>> begin Material supplied

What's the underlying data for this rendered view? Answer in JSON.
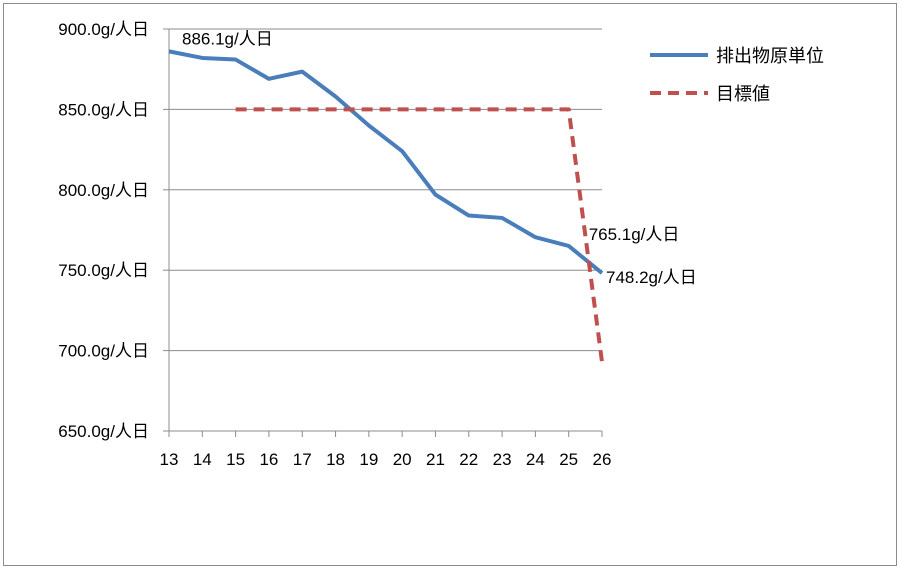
{
  "chart_data": {
    "type": "line",
    "categories": [
      "13",
      "14",
      "15",
      "16",
      "17",
      "18",
      "19",
      "20",
      "21",
      "22",
      "23",
      "24",
      "25",
      "26"
    ],
    "series": [
      {
        "name": "排出物原単位",
        "color": "#4a7ebb",
        "style": "solid",
        "values": [
          886.1,
          882.0,
          881.0,
          869.0,
          873.5,
          858.0,
          840.0,
          824.0,
          797.0,
          784.0,
          782.5,
          770.5,
          765.1,
          748.2
        ]
      },
      {
        "name": "目標値",
        "color": "#c0504d",
        "style": "dashed",
        "values": [
          null,
          null,
          850.0,
          850.0,
          850.0,
          850.0,
          850.0,
          850.0,
          850.0,
          850.0,
          850.0,
          850.0,
          850.0,
          693.0
        ]
      }
    ],
    "ylim": [
      650,
      900
    ],
    "yticks": [
      "900.0g/人日",
      "850.0g/人日",
      "800.0g/人日",
      "750.0g/人日",
      "700.0g/人日",
      "650.0g/人日"
    ],
    "grid": true,
    "legend_position": "top-right",
    "annotations": [
      {
        "text": "886.1g/人日",
        "x": "13",
        "y": 886.1
      },
      {
        "text": "765.1g/人日",
        "x": "25",
        "y": 765.1
      },
      {
        "text": "748.2g/人日",
        "x": "26",
        "y": 748.2
      }
    ]
  }
}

>> end Material supplied

Goal: Write out again every line above exactly as given; the pictures do not belong in the copy.

The output:
What's the underlying data for this rendered view? Answer in JSON.
{
  "chart_data": {
    "type": "line",
    "categories": [
      "13",
      "14",
      "15",
      "16",
      "17",
      "18",
      "19",
      "20",
      "21",
      "22",
      "23",
      "24",
      "25",
      "26"
    ],
    "series": [
      {
        "name": "排出物原単位",
        "color": "#4a7ebb",
        "style": "solid",
        "values": [
          886.1,
          882.0,
          881.0,
          869.0,
          873.5,
          858.0,
          840.0,
          824.0,
          797.0,
          784.0,
          782.5,
          770.5,
          765.1,
          748.2
        ]
      },
      {
        "name": "目標値",
        "color": "#c0504d",
        "style": "dashed",
        "values": [
          null,
          null,
          850.0,
          850.0,
          850.0,
          850.0,
          850.0,
          850.0,
          850.0,
          850.0,
          850.0,
          850.0,
          850.0,
          693.0
        ]
      }
    ],
    "ylim": [
      650,
      900
    ],
    "yticks": [
      "900.0g/人日",
      "850.0g/人日",
      "800.0g/人日",
      "750.0g/人日",
      "700.0g/人日",
      "650.0g/人日"
    ],
    "grid": true,
    "legend_position": "top-right",
    "annotations": [
      {
        "text": "886.1g/人日",
        "x": "13",
        "y": 886.1
      },
      {
        "text": "765.1g/人日",
        "x": "25",
        "y": 765.1
      },
      {
        "text": "748.2g/人日",
        "x": "26",
        "y": 748.2
      }
    ]
  }
}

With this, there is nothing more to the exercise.